* Begin *
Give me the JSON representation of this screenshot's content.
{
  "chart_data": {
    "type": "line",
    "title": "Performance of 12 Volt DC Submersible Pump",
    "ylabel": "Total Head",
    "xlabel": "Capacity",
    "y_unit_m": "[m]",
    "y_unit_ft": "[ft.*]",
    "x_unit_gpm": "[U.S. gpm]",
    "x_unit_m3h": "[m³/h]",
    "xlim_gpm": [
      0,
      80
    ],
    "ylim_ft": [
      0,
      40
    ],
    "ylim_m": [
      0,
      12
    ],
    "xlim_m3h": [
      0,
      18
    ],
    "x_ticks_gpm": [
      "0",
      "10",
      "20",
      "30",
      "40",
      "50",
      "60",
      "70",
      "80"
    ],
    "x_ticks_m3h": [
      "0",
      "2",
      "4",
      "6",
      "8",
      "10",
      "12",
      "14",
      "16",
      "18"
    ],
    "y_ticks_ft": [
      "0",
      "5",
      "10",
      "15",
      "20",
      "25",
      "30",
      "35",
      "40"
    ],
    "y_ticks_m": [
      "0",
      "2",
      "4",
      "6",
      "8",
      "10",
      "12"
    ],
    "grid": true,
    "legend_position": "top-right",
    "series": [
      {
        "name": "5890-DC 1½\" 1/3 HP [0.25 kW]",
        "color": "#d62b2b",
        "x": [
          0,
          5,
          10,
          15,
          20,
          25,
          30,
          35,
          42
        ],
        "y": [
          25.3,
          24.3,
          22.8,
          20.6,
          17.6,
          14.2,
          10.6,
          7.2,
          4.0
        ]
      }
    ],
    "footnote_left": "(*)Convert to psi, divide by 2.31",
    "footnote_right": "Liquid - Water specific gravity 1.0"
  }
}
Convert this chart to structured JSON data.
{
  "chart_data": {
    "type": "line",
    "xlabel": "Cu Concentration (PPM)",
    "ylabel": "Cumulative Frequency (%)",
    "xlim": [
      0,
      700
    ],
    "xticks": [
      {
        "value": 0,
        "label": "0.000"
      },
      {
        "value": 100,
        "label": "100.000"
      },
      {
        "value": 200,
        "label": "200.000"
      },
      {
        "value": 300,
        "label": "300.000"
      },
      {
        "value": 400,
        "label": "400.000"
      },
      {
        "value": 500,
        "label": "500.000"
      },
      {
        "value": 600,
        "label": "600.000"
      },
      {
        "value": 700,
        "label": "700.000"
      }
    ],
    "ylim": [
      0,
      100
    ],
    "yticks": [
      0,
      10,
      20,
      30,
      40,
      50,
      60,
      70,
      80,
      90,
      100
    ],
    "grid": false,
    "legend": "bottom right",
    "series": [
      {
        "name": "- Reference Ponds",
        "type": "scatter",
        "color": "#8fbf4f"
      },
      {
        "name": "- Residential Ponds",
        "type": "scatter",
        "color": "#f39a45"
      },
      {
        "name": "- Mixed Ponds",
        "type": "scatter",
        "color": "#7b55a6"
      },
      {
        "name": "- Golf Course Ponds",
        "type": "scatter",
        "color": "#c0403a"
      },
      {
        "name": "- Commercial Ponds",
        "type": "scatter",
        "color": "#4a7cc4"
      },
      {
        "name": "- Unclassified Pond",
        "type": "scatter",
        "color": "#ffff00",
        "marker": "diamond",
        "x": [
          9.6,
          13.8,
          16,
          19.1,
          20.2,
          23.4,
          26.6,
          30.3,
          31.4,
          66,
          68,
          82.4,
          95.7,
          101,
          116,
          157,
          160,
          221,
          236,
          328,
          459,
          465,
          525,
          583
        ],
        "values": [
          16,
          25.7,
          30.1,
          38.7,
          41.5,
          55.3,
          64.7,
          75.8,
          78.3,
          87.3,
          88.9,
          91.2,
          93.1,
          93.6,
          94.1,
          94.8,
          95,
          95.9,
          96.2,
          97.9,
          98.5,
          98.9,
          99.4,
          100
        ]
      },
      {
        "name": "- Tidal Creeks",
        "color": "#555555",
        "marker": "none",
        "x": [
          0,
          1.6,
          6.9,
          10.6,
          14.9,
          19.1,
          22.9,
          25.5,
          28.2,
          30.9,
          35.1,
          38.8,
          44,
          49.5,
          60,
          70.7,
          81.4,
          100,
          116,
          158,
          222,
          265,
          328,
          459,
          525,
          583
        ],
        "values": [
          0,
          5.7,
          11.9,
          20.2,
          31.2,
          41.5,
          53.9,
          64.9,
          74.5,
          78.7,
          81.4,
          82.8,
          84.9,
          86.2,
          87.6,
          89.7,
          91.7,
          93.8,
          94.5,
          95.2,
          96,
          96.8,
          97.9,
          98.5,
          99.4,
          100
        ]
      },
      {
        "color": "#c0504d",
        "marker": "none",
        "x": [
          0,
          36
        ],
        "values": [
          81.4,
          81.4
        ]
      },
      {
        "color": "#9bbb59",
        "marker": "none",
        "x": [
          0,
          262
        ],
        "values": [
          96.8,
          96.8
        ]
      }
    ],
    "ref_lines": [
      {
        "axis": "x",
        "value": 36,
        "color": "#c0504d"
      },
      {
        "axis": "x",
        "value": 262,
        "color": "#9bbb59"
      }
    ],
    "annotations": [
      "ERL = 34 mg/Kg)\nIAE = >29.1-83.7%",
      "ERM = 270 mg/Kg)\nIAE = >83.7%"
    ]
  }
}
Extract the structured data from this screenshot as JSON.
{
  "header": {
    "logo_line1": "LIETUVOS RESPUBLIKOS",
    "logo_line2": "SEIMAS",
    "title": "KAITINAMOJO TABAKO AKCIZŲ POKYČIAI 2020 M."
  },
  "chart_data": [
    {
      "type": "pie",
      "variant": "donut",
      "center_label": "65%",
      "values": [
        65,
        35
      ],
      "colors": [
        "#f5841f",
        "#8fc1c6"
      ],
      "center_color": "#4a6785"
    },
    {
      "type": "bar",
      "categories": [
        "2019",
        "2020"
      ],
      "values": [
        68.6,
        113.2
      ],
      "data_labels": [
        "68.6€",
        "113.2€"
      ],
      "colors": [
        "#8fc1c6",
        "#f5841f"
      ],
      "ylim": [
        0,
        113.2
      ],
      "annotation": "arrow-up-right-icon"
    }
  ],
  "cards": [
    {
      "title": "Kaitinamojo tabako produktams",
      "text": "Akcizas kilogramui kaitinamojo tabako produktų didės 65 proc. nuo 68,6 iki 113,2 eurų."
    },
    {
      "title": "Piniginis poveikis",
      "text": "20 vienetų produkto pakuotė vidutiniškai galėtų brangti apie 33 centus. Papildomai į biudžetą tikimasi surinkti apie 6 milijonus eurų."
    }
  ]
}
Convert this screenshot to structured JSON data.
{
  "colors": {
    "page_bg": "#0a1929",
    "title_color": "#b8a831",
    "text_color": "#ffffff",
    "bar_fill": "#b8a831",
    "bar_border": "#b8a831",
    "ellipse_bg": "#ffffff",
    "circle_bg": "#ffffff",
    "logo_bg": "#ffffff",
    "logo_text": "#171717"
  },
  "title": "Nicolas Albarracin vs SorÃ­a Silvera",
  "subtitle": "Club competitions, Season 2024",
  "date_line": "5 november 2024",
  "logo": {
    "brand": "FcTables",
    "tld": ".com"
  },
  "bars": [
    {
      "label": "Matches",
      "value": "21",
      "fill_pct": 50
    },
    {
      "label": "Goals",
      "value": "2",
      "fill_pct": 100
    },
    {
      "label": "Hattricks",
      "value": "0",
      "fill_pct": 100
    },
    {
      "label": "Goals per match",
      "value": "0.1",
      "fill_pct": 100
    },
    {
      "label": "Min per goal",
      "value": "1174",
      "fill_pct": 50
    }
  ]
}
* End *
**Exercise directions**
Locate the string "JSON" in the listing above and copy every line where it occurs.

**The reply**
Give me the JSON representation of this screenshot's content.
Convert this chart to structured JSON data.
Extract the structured data from this screenshot as JSON.
Convert this screenshot to structured JSON data.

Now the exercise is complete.